Dataset records on visual material:
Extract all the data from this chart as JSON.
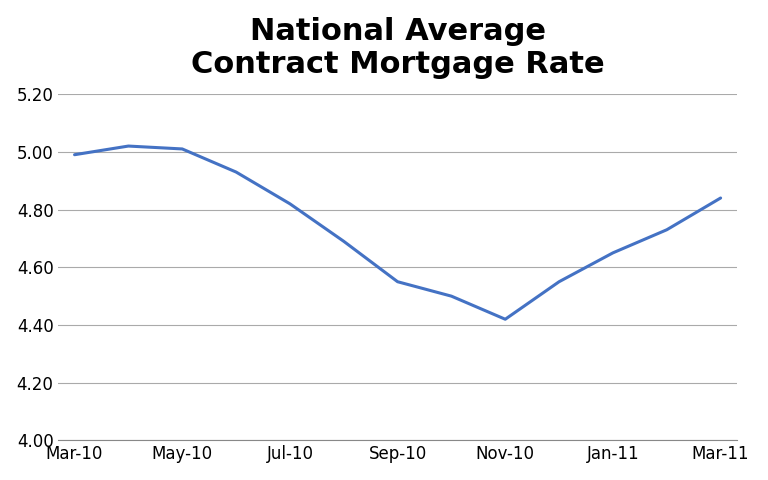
{
  "title": "National Average\nContract Mortgage Rate",
  "x_labels": [
    "Mar-10",
    "May-10",
    "Jul-10",
    "Sep-10",
    "Nov-10",
    "Jan-11",
    "Mar-11"
  ],
  "x_values": [
    0,
    2,
    4,
    6,
    8,
    10,
    12
  ],
  "y_data_x": [
    0,
    1,
    2,
    3,
    4,
    5,
    6,
    7,
    8,
    9,
    10,
    11,
    12
  ],
  "y_data_y": [
    4.99,
    5.02,
    5.01,
    4.93,
    4.82,
    4.69,
    4.55,
    4.5,
    4.42,
    4.55,
    4.65,
    4.73,
    4.84
  ],
  "ylim": [
    4.0,
    5.2
  ],
  "yticks": [
    4.0,
    4.2,
    4.4,
    4.6,
    4.8,
    5.0,
    5.2
  ],
  "line_color": "#4472C4",
  "line_width": 2.2,
  "background_color": "#ffffff",
  "title_fontsize": 22,
  "title_fontweight": "bold",
  "tick_fontsize": 12,
  "grid_color": "#AAAAAA",
  "grid_linewidth": 0.8
}
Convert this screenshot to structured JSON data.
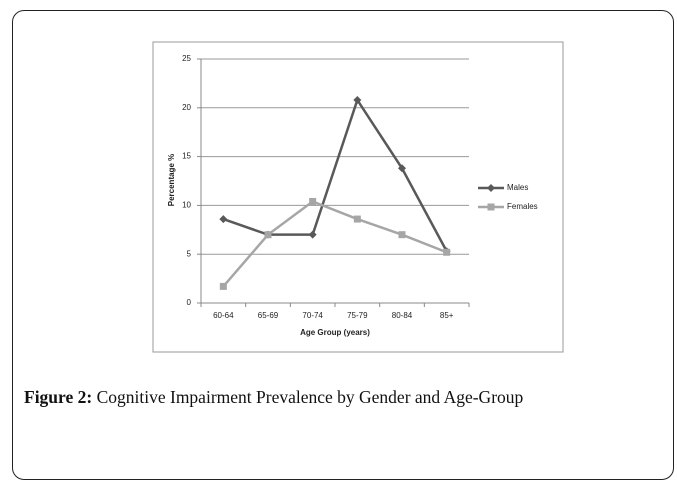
{
  "chart_data": {
    "type": "line",
    "categories": [
      "60-64",
      "65-69",
      "70-74",
      "75-79",
      "80-84",
      "85+"
    ],
    "series": [
      {
        "name": "Males",
        "color": "#595959",
        "marker": "diamond",
        "values": [
          8.6,
          7,
          7,
          20.8,
          13.8,
          5.3
        ]
      },
      {
        "name": "Females",
        "color": "#a6a6a6",
        "marker": "square",
        "values": [
          1.7,
          7,
          10.4,
          8.6,
          7,
          5.2
        ]
      }
    ],
    "ylabel": "Percentage %",
    "xlabel": "Age Group (years)",
    "ylim": [
      0,
      25
    ],
    "yticks": [
      0,
      5,
      10,
      15,
      20,
      25
    ],
    "grid": true,
    "legend": "right"
  },
  "caption": {
    "label": "Figure 2:",
    "text": "Cognitive Impairment Prevalence by Gender and Age-Group"
  }
}
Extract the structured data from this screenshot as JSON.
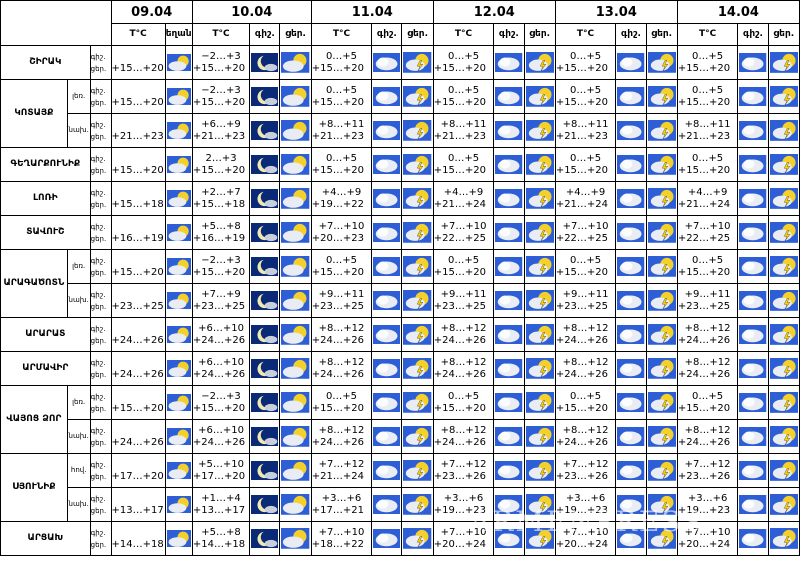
{
  "header": {
    "dates": [
      "09.04",
      "10.04",
      "11.04",
      "12.04",
      "13.04",
      "14.04"
    ],
    "temp_label": "T°C",
    "weather_label": "եղանակը",
    "day_short": "ցեր.",
    "night_short": "գիշ."
  },
  "rows": [
    {
      "region": "ՇԻՐԱԿ",
      "sub": "",
      "night": "գիշ.",
      "day": "ցեր.",
      "t": [
        "+15…+20",
        "−2…+3",
        "+15…+20",
        "0…+5",
        "+15…+20",
        "0…+5",
        "+15…+20",
        "0…+5",
        "+15…+20",
        "0…+5",
        "+15…+20"
      ]
    },
    {
      "region": "ԿՈՏԱՅՔ",
      "sub": "լեռ.",
      "night": "գիշ.",
      "day": "ցեր.",
      "t": [
        "+15…+20",
        "−2…+3",
        "+15…+20",
        "0…+5",
        "+15…+20",
        "0…+5",
        "+15…+20",
        "0…+5",
        "+15…+20",
        "0…+5",
        "+15…+20"
      ]
    },
    {
      "region": "",
      "sub": "նախ.",
      "night": "գիշ.",
      "day": "ցեր.",
      "t": [
        "+21…+23",
        "+6…+9",
        "+21…+23",
        "+8…+11",
        "+21…+23",
        "+8…+11",
        "+21…+23",
        "+8…+11",
        "+21…+23",
        "+8…+11",
        "+21…+23"
      ]
    },
    {
      "region": "ԳԵՂԱՐՔՈՒՆԻՔ",
      "sub": "",
      "night": "գիշ.",
      "day": "ցեր.",
      "t": [
        "+15…+20",
        "2…+3",
        "+15…+20",
        "0…+5",
        "+15…+20",
        "0…+5",
        "+15…+20",
        "0…+5",
        "+15…+20",
        "0…+5",
        "+15…+20"
      ]
    },
    {
      "region": "ԼՈՌԻ",
      "sub": "",
      "night": "գիշ.",
      "day": "ցեր.",
      "t": [
        "+15…+18",
        "+2…+7",
        "+15…+18",
        "+4…+9",
        "+19…+22",
        "+4…+9",
        "+21…+24",
        "+4…+9",
        "+21…+24",
        "+4…+9",
        "+21…+24"
      ]
    },
    {
      "region": "ՏԱՎՈՒՇ",
      "sub": "",
      "night": "գիշ.",
      "day": "ցեր.",
      "t": [
        "+16…+19",
        "+5…+8",
        "+16…+19",
        "+7…+10",
        "+20…+23",
        "+7…+10",
        "+22…+25",
        "+7…+10",
        "+22…+25",
        "+7…+10",
        "+22…+25"
      ]
    },
    {
      "region": "ԱՐԱԳԱԾՈՏՆ",
      "sub": "լեռ.",
      "night": "գիշ.",
      "day": "ցեր.",
      "t": [
        "+15…+20",
        "−2…+3",
        "+15…+20",
        "0…+5",
        "+15…+20",
        "0…+5",
        "+15…+20",
        "0…+5",
        "+15…+20",
        "0…+5",
        "+15…+20"
      ]
    },
    {
      "region": "",
      "sub": "նախ.",
      "night": "գիշ.",
      "day": "ցեր.",
      "t": [
        "+23…+25",
        "+7…+9",
        "+23…+25",
        "+9…+11",
        "+23…+25",
        "+9…+11",
        "+23…+25",
        "+9…+11",
        "+23…+25",
        "+9…+11",
        "+23…+25"
      ]
    },
    {
      "region": "ԱՐԱՐԱՏ",
      "sub": "",
      "night": "գիշ.",
      "day": "ցեր.",
      "t": [
        "+24…+26",
        "+6…+10",
        "+24…+26",
        "+8…+12",
        "+24…+26",
        "+8…+12",
        "+24…+26",
        "+8…+12",
        "+24…+26",
        "+8…+12",
        "+24…+26"
      ]
    },
    {
      "region": "ԱՐՄԱՎԻՐ",
      "sub": "",
      "night": "գիշ.",
      "day": "ցեր.",
      "t": [
        "+24…+26",
        "+6…+10",
        "+24…+26",
        "+8…+12",
        "+24…+26",
        "+8…+12",
        "+24…+26",
        "+8…+12",
        "+24…+26",
        "+8…+12",
        "+24…+26"
      ]
    },
    {
      "region": "ՎԱՅՈՑ ՁՈՐ",
      "sub": "լեռ.",
      "night": "գիշ.",
      "day": "ցեր.",
      "t": [
        "+15…+20",
        "−2…+3",
        "+15…+20",
        "0…+5",
        "+15…+20",
        "0…+5",
        "+15…+20",
        "0…+5",
        "+15…+20",
        "0…+5",
        "+15…+20"
      ]
    },
    {
      "region": "",
      "sub": "նախ.",
      "night": "գիշ.",
      "day": "ցեր.",
      "t": [
        "+24…+26",
        "+6…+10",
        "+24…+26",
        "+8…+12",
        "+24…+26",
        "+8…+12",
        "+24…+26",
        "+8…+12",
        "+24…+26",
        "+8…+12",
        "+24…+26"
      ]
    },
    {
      "region": "ՍՅՈՒՆԻՔ",
      "sub": "հով.",
      "night": "գիշ.",
      "day": "ցեր.",
      "t": [
        "+17…+20",
        "+5…+10",
        "+17…+20",
        "+7…+12",
        "+21…+24",
        "+7…+12",
        "+23…+26",
        "+7…+12",
        "+23…+26",
        "+7…+12",
        "+23…+26"
      ]
    },
    {
      "region": "",
      "sub": "նախ.",
      "night": "գիշ.",
      "day": "ցեր.",
      "t": [
        "+13…+17",
        "+1…+4",
        "+13…+17",
        "+3…+6",
        "+17…+21",
        "+3…+6",
        "+19…+23",
        "+3…+6",
        "+19…+23",
        "+3…+6",
        "+19…+23"
      ]
    },
    {
      "region": "ԱՐՑԱԽ",
      "sub": "",
      "night": "գիշ.",
      "day": "ցեր.",
      "t": [
        "+14…+18",
        "+5…+8",
        "+14…+18",
        "+7…+10",
        "+18…+22",
        "+7…+10",
        "+20…+24",
        "+7…+10",
        "+20…+24",
        "+7…+10",
        "+20…+24"
      ]
    }
  ],
  "watermark": "ARMENPRESS"
}
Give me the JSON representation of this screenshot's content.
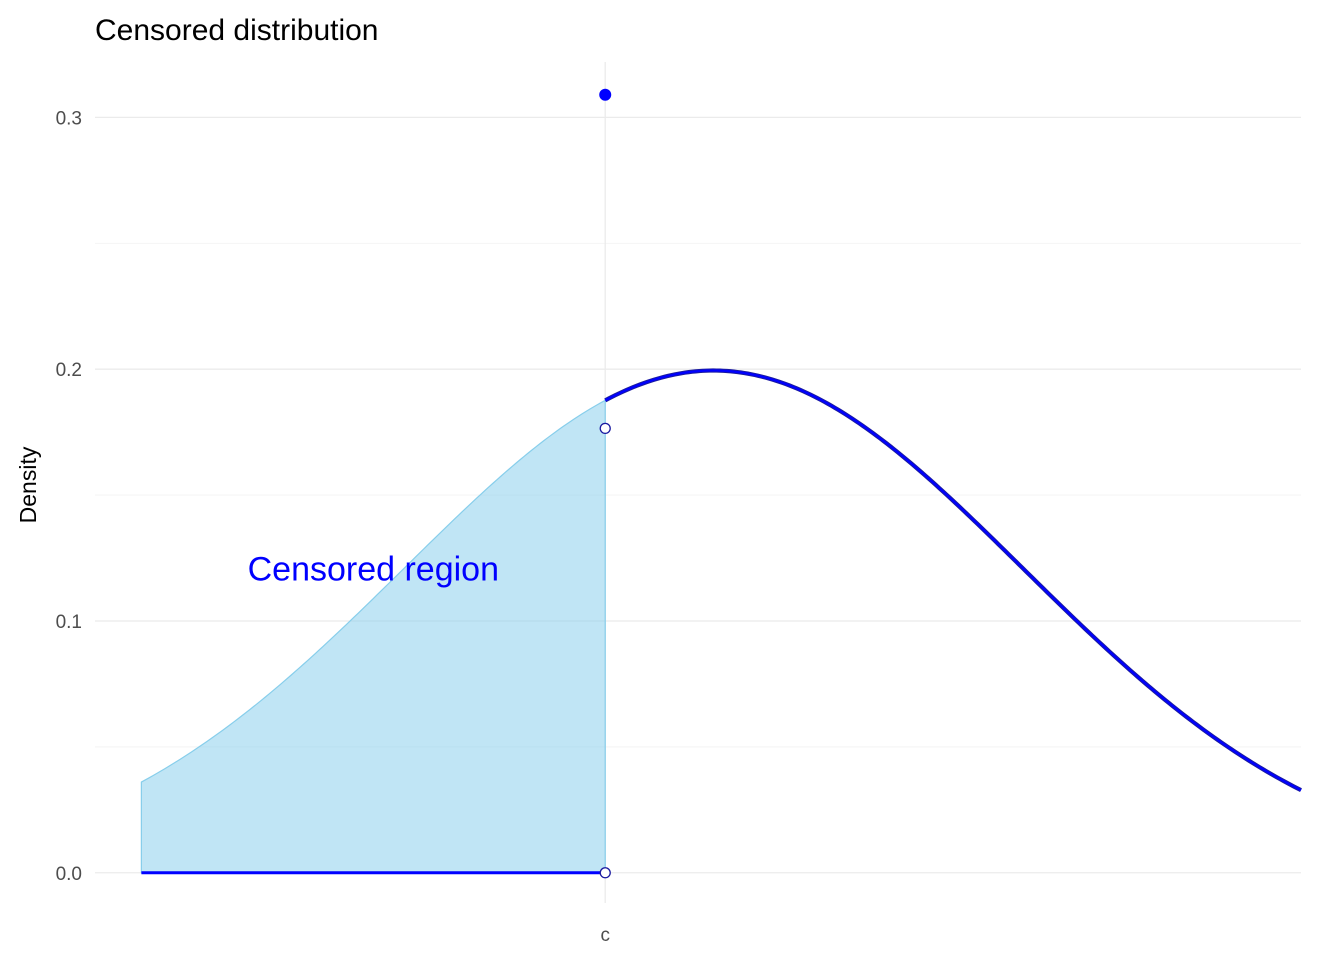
{
  "chart_data": {
    "type": "line",
    "title": "Censored distribution",
    "xlabel": "",
    "ylabel": "Density",
    "ylim": [
      -0.012,
      0.322
    ],
    "yticks": [
      {
        "value": 0.0,
        "label": "0.0"
      },
      {
        "value": 0.1,
        "label": "0.1"
      },
      {
        "value": 0.2,
        "label": "0.2"
      },
      {
        "value": 0.3,
        "label": "0.3"
      }
    ],
    "y_minor_ticks": [
      0.05,
      0.15,
      0.25
    ],
    "xlim": [
      -4.3,
      3.5
    ],
    "xticks": [
      {
        "value": -1.0,
        "label": "c"
      }
    ],
    "grid": true,
    "distribution": {
      "family": "normal",
      "mean": -0.3,
      "sd": 2,
      "x_from": -4.0,
      "x_to": 3.5,
      "censor_point": -1.0
    },
    "censored_mass_point": {
      "x": -1.0,
      "y": 0.309
    },
    "curve_start_open_point": {
      "x": -1.0,
      "y": 0.1765
    },
    "floor_open_point": {
      "x": -1.0,
      "y": 0.0
    },
    "annotation": {
      "text": "Censored region",
      "x": -2.5,
      "y": 0.116
    },
    "colors": {
      "curve": "#0000ff",
      "shaded_region": "#87ceeb",
      "annotation": "#0000ff"
    }
  }
}
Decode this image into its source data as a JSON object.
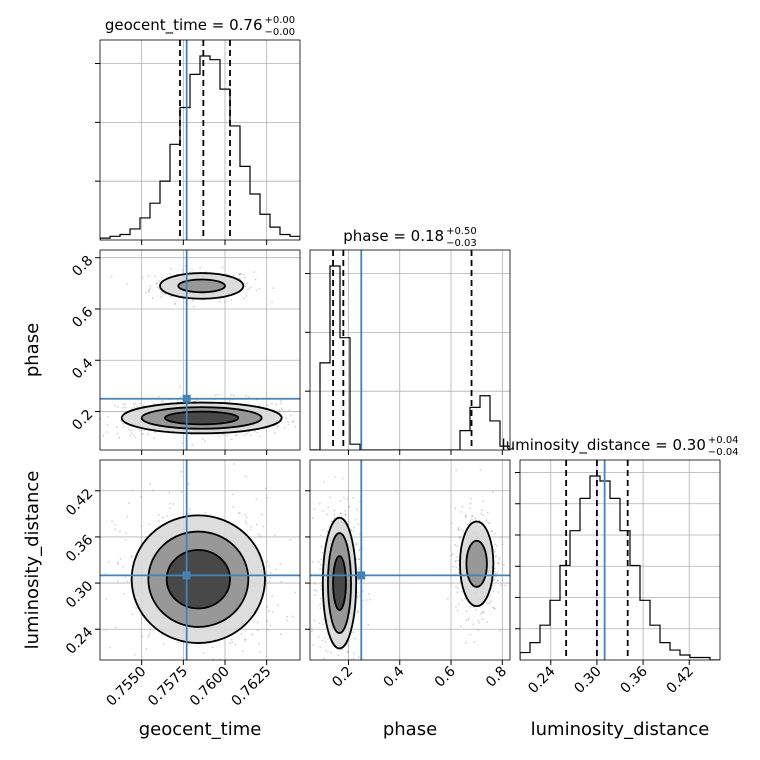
{
  "chart_data": {
    "type": "corner",
    "parameters": [
      "geocent_time",
      "phase",
      "luminosity_distance"
    ],
    "axis_labels": [
      "geocent_time",
      "phase",
      "luminosity_distance"
    ],
    "titles": [
      {
        "text": "geocent_time = 0.76",
        "plus": "+0.00",
        "minus": "−0.00"
      },
      {
        "text": "phase = 0.18",
        "plus": "+0.50",
        "minus": "−0.03"
      },
      {
        "text": "luminosity_distance = 0.30",
        "plus": "+0.04",
        "minus": "−0.04"
      }
    ],
    "ranges": [
      [
        0.7525,
        0.7645
      ],
      [
        0.05,
        0.83
      ],
      [
        0.2,
        0.46
      ]
    ],
    "ticks": [
      {
        "values": [
          0.755,
          0.7575,
          0.76,
          0.7625
        ],
        "labels": [
          "0.7550",
          "0.7575",
          "0.7600",
          "0.7625"
        ]
      },
      {
        "values": [
          0.2,
          0.4,
          0.6,
          0.8
        ],
        "labels": [
          "0.2",
          "0.4",
          "0.6",
          "0.8"
        ]
      },
      {
        "values": [
          0.24,
          0.3,
          0.36,
          0.42
        ],
        "labels": [
          "0.24",
          "0.30",
          "0.36",
          "0.42"
        ]
      }
    ],
    "truths": [
      0.7577,
      0.25,
      0.31
    ],
    "quantiles": [
      [
        0.7573,
        0.7587,
        0.7603
      ],
      [
        0.14,
        0.18,
        0.68
      ],
      [
        0.26,
        0.3,
        0.34
      ]
    ],
    "histograms": [
      {
        "edges_start": 0.7525,
        "bin_width": 0.0006,
        "counts": [
          1,
          2,
          3,
          6,
          12,
          20,
          32,
          52,
          72,
          90,
          100,
          98,
          82,
          62,
          40,
          25,
          14,
          7,
          3,
          2
        ]
      },
      {
        "edges_start": 0.05,
        "bin_width": 0.039,
        "counts": [
          0,
          45,
          95,
          58,
          3,
          0,
          0,
          0,
          0,
          0,
          0,
          0,
          0,
          0,
          0,
          10,
          22,
          28,
          15,
          2
        ]
      },
      {
        "edges_start": 0.2,
        "bin_width": 0.013,
        "counts": [
          3,
          7,
          14,
          24,
          38,
          52,
          65,
          74,
          72,
          65,
          52,
          38,
          24,
          14,
          7,
          4,
          2,
          1,
          1,
          0
        ]
      }
    ],
    "contours": [
      {
        "panel": [
          1,
          0
        ],
        "levels": [
          {
            "cx": 0.7586,
            "cy": 0.69,
            "rx": [
              0.0025,
              0.0014
            ],
            "ry": [
              0.05,
              0.025
            ]
          },
          {
            "cx": 0.7586,
            "cy": 0.175,
            "rx": [
              0.0048,
              0.0036,
              0.0022
            ],
            "ry": [
              0.06,
              0.042,
              0.025
            ]
          }
        ]
      },
      {
        "panel": [
          2,
          0
        ],
        "levels": [
          {
            "cx": 0.7584,
            "cy": 0.305,
            "rx": [
              0.004,
              0.003,
              0.0019
            ],
            "ry": [
              0.083,
              0.062,
              0.038
            ]
          }
        ]
      },
      {
        "panel": [
          2,
          1
        ],
        "levels": [
          {
            "cx": 0.165,
            "cy": 0.3,
            "rx": [
              0.065,
              0.045,
              0.025
            ],
            "ry": [
              0.085,
              0.065,
              0.035
            ]
          },
          {
            "cx": 0.7,
            "cy": 0.325,
            "rx": [
              0.065,
              0.04
            ],
            "ry": [
              0.055,
              0.03
            ]
          }
        ]
      }
    ],
    "colors": {
      "truth": "#4682b4",
      "line": "#000000",
      "grid": "#b0b0b0",
      "scatter": "#7f7f7f"
    },
    "grid": true
  }
}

SET EXERCISE
Show the lines of the records that include the string "text".

WRITTEN ANSWER
    "text": "Cognitive Impairment Prevalence by Gender and Age-Group"
      "text": "Censored region",
        "text": "geocent_time = 0.76",
        "text": "phase = 0.18",
        "text": "luminosity_distance = 0.30",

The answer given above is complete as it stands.